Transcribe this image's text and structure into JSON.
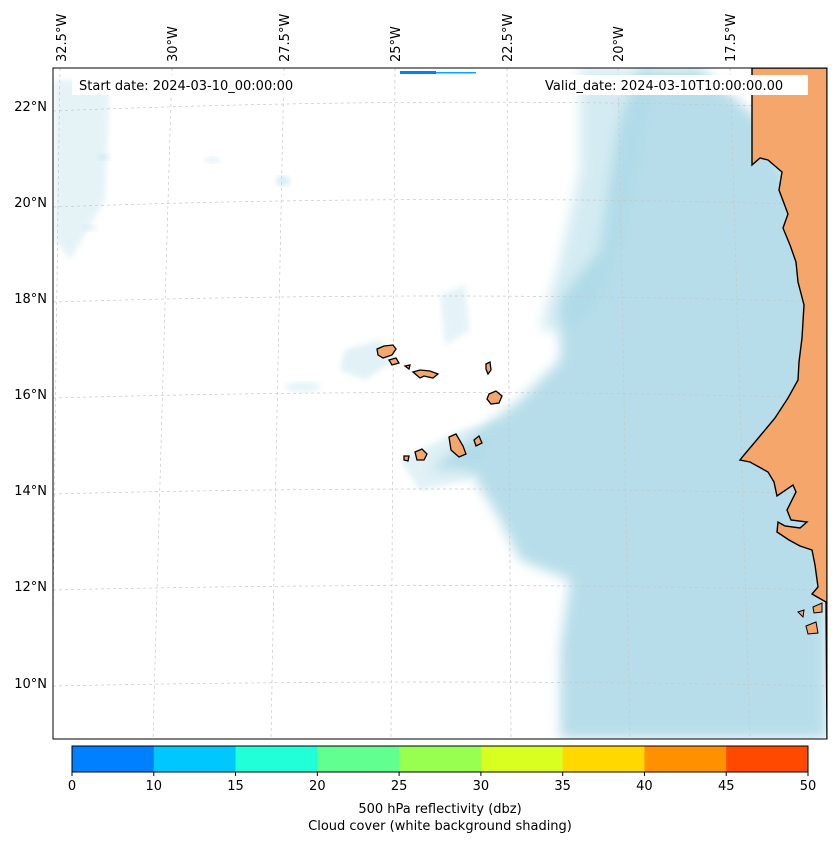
{
  "map": {
    "start_label": "Start date: 2024-03-10_00:00:00",
    "valid_label": "Valid_date: 2024-03-10T10:00:00.00",
    "lon_labels": [
      "32.5°W",
      "30°W",
      "27.5°W",
      "25°W",
      "22.5°W",
      "20°W",
      "17.5°W"
    ],
    "lat_labels": [
      "22°N",
      "20°N",
      "18°N",
      "16°N",
      "14°N",
      "12°N",
      "10°N"
    ],
    "colors": {
      "land": "#f5a66b",
      "cloud": "#aad8e6",
      "coast": "#000000"
    }
  },
  "colorbar": {
    "ticks": [
      "0",
      "10",
      "15",
      "20",
      "25",
      "30",
      "35",
      "40",
      "45",
      "50"
    ],
    "colors": [
      "#0080ff",
      "#00c8ff",
      "#20ffd8",
      "#60ff90",
      "#98ff50",
      "#d8ff20",
      "#ffd800",
      "#ff9000",
      "#ff4800"
    ],
    "label_line1": "500 hPa reflectivity (dbz)",
    "label_line2": "Cloud cover (white background shading)"
  }
}
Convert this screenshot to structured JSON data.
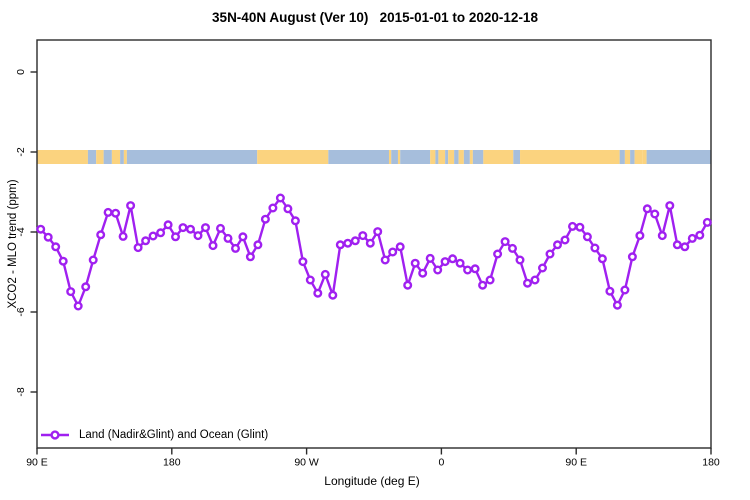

→ **EXERCISE TASK**
How many lines of these entries hold the string "this"? Answer with the number alone.

→ **SOLUTION**
2